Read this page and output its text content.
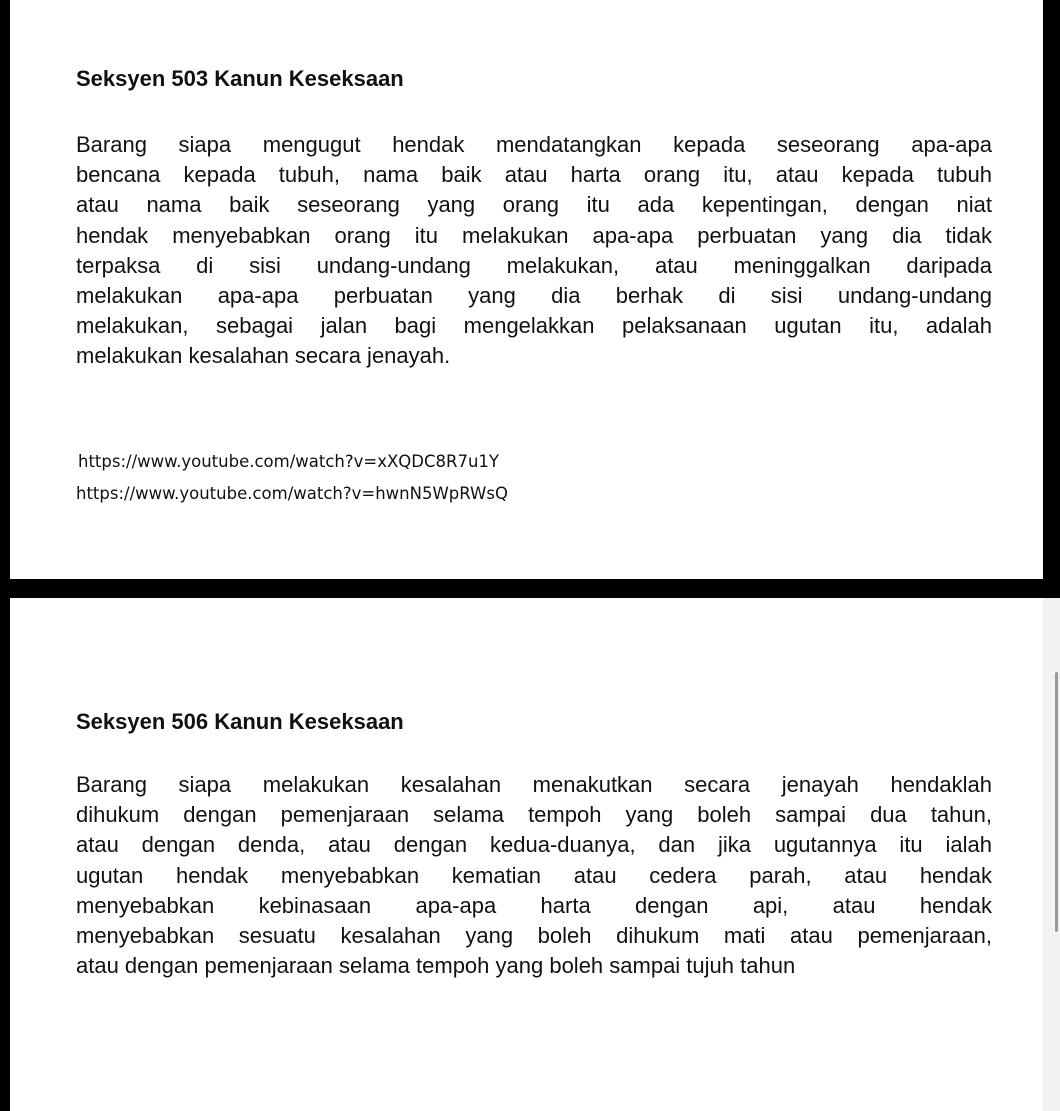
Seksyen 503 Kanun Keseksaan
Barang siapa mengugut hendak mendatangkan kepada seseorang apa-apa
bencana kepada tubuh, nama baik atau harta orang itu, atau kepada tubuh
atau nama baik seseorang yang orang itu ada kepentingan, dengan niat
hendak menyebabkan orang itu melakukan apa-apa perbuatan yang dia tidak
terpaksa di sisi undang-undang melakukan, atau meninggalkan daripada
melakukan apa-apa perbuatan yang dia berhak di sisi undang-undang
melakukan, sebagai jalan bagi mengelakkan pelaksanaan ugutan itu, adalah
melakukan kesalahan secara jenayah.
https://www.youtube.com/watch?v=xXQDC8R7u1Y
https://www.youtube.com/watch?v=hwnN5WpRWsQ
Seksyen 506 Kanun Keseksaan
Barang siapa melakukan kesalahan menakutkan secara jenayah hendaklah
dihukum dengan pemenjaraan selama tempoh yang boleh sampai dua tahun,
atau dengan denda, atau dengan kedua-duanya, dan jika ugutannya itu ialah
ugutan hendak menyebabkan kematian atau cedera parah, atau hendak
menyebabkan kebinasaan apa-apa harta dengan api, atau hendak
menyebabkan sesuatu kesalahan yang boleh dihukum mati atau pemenjaraan,
atau dengan pemenjaraan selama tempoh yang boleh sampai tujuh tahun
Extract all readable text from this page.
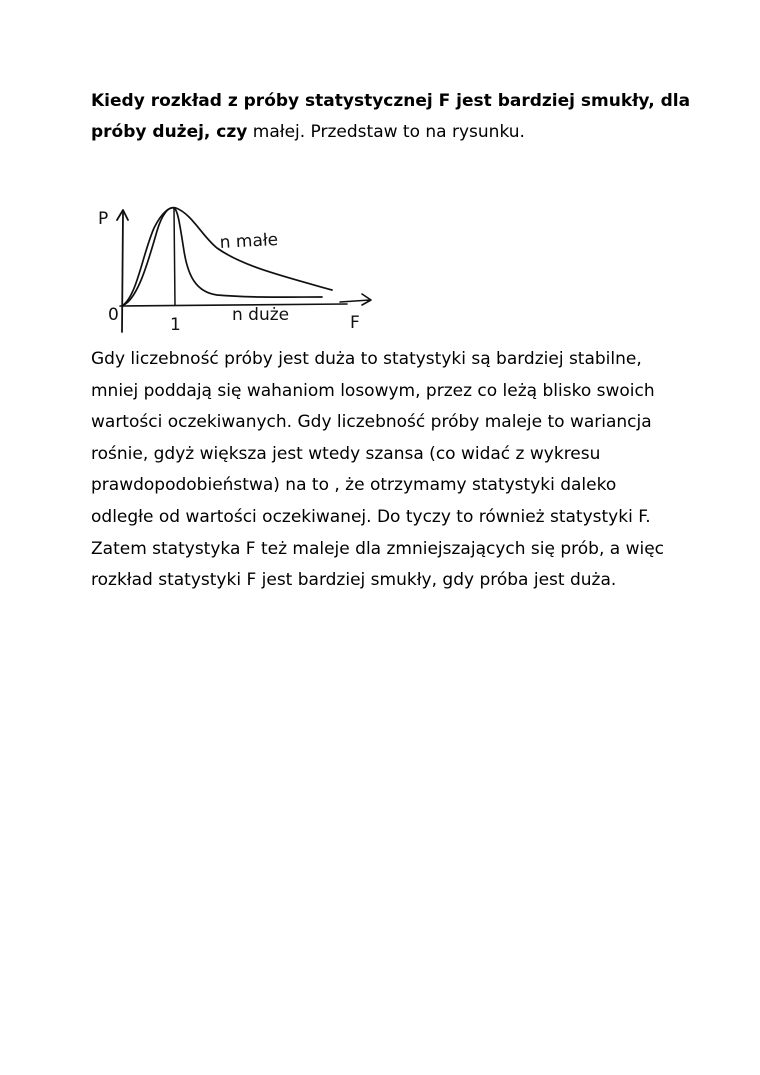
Kiedy rozkład z próby statystycznej F jest bardziej smukły, dla próby dużej, czy małej. Przedstaw to na rysunku.

P
0	1
n małe
n duże	F

Gdy liczebność próby jest duża to statystyki są bardziej stabilne, mniej poddają się wahaniom losowym, przez co leżą blisko swoich wartości oczekiwanych. Gdy liczebność próby maleje to wariancja rośnie, gdyż większa jest wtedy szansa (co widać z wykresu prawdopodobieństwa) na to , że otrzymamy statystyki daleko odległe od wartości oczekiwanej. Do tyczy to również statystyki F. Zatem statystyka F też maleje dla zmniejszających się prób, a więc rozkład statystyki F jest bardziej smukły, gdy próba jest duża.
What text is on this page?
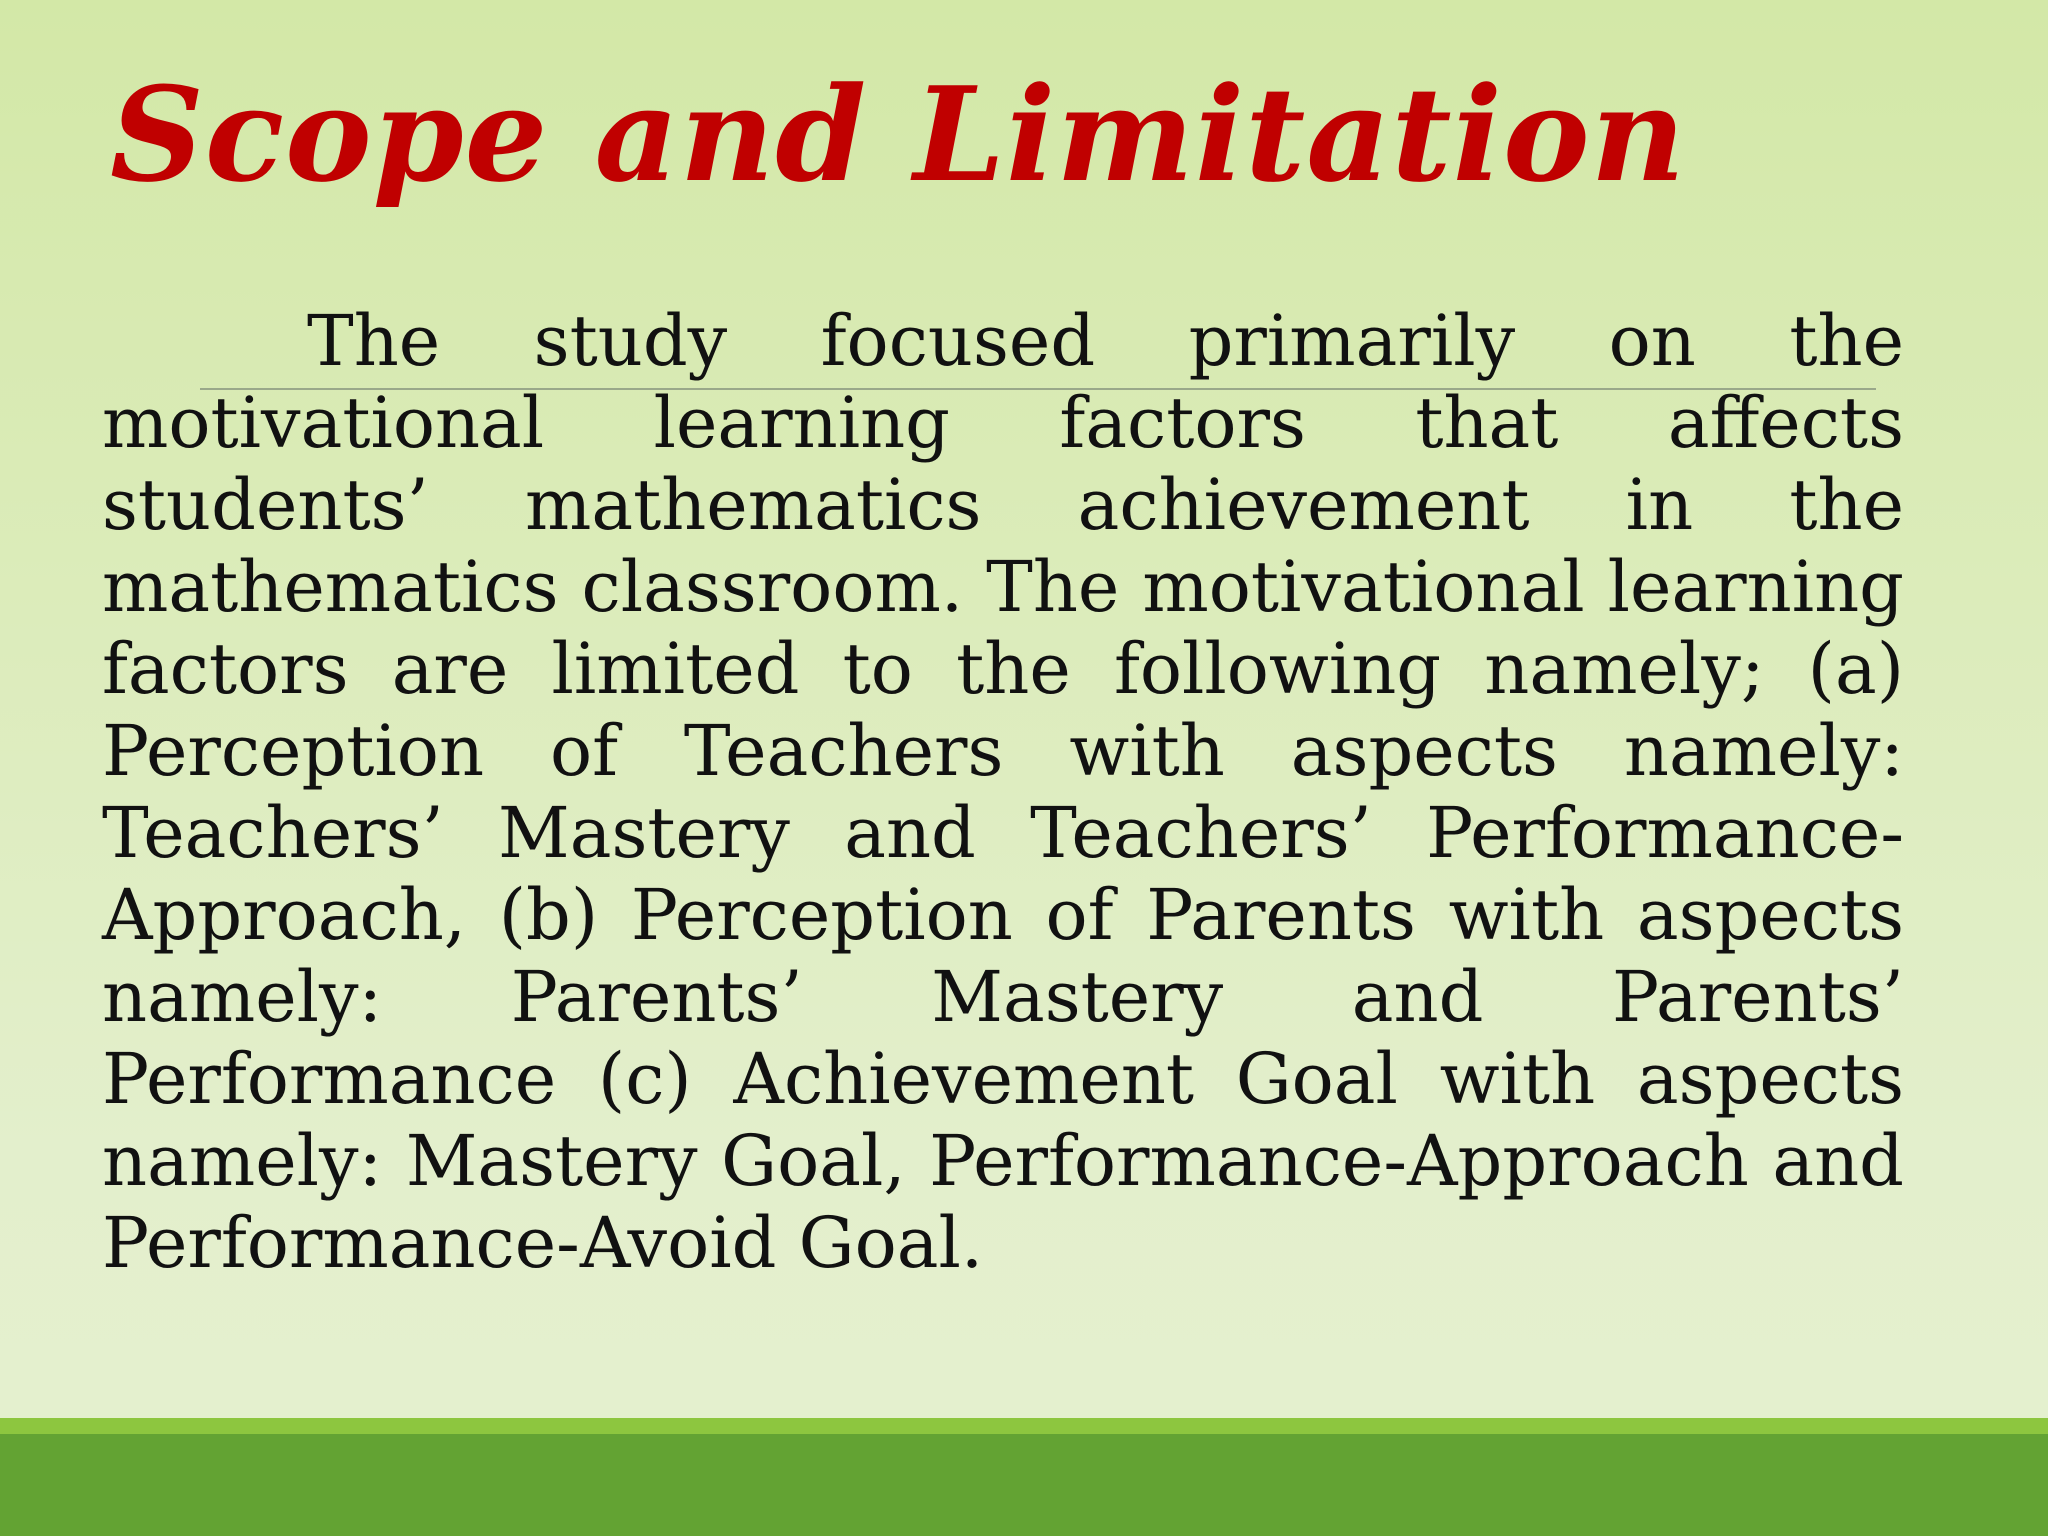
Scope and Limitation

The study focused primarily on the motivational learning factors that affects students’ mathematics achievement in the mathematics classroom. The motivational learning factors are limited to the following namely; (a) Perception of Teachers with aspects namely: Teachers’ Mastery and Teachers’ Performance-Approach, (b) Perception of Parents with aspects namely: Parents’ Mastery and Parents’ Performance (c) Achievement Goal with aspects namely: Mastery Goal, Performance-Approach and Performance-Avoid Goal.
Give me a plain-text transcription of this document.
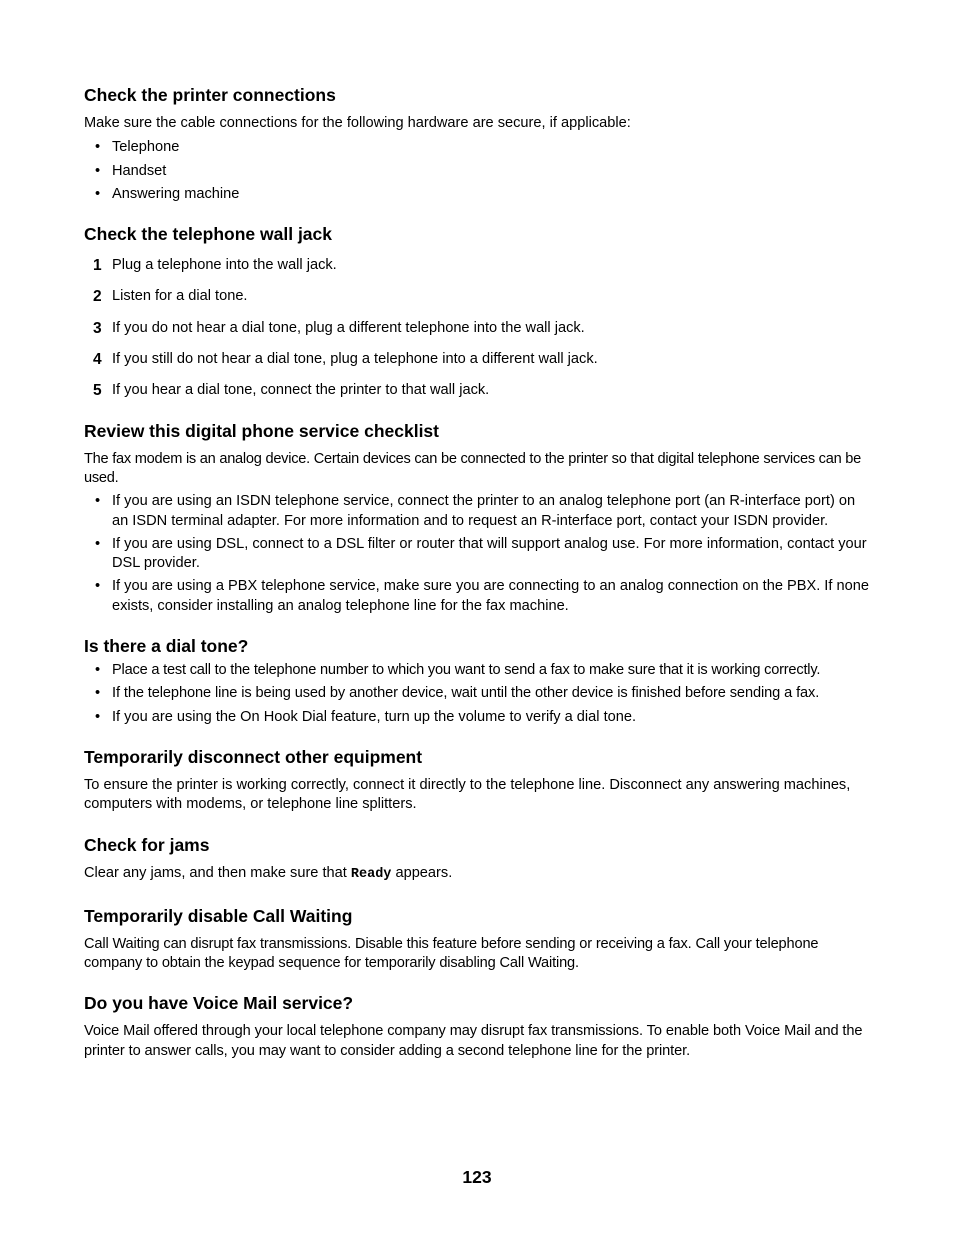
Check the printer connections

Make sure the cable connections for the following hardware are secure, if applicable:

• Telephone
• Handset
• Answering machine
Check the telephone wall jack
1 Plug a telephone into the wall jack.
2 Listen for a dial tone.
3 If you do not hear a dial tone, plug a different telephone into the wall jack.
4 If you still do not hear a dial tone, plug a telephone into a different wall jack.
5 If you hear a dial tone, connect the printer to that wall jack.
Review this digital phone service checklist

The fax modem is an analog device. Certain devices can be connected to the printer so that digital telephone services can be used.

• If you are using an ISDN telephone service, connect the printer to an analog telephone port (an R-interface port) on an ISDN terminal adapter. For more information and to request an R-interface port, contact your ISDN provider.
• If you are using DSL, connect to a DSL filter or router that will support analog use. For more information, contact your DSL provider.
• If you are using a PBX telephone service, make sure you are connecting to an analog connection on the PBX. If none exists, consider installing an analog telephone line for the fax machine.
Is there a dial tone?
• Place a test call to the telephone number to which you want to send a fax to make sure that it is working correctly.
• If the telephone line is being used by another device, wait until the other device is finished before sending a fax.
• If you are using the On Hook Dial feature, turn up the volume to verify a dial tone.
Temporarily disconnect other equipment

To ensure the printer is working correctly, connect it directly to the telephone line. Disconnect any answering machines, computers with modems, or telephone line splitters.

Check for jams

Clear any jams, and then make sure that Ready appears.

Temporarily disable Call Waiting

Call Waiting can disrupt fax transmissions. Disable this feature before sending or receiving a fax. Call your telephone company to obtain the keypad sequence for temporarily disabling Call Waiting.

Do you have Voice Mail service?

Voice Mail offered through your local telephone company may disrupt fax transmissions. To enable both Voice Mail and the printer to answer calls, you may want to consider adding a second telephone line for the printer.

123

_ _ _

▶ **Required work**: Pull every line containing the word "Seksyen" out of the material.

▶ **Written answer**:
Seksyen 503 Kanun Keseksaan
Seksyen 506 Kanun Keseksaan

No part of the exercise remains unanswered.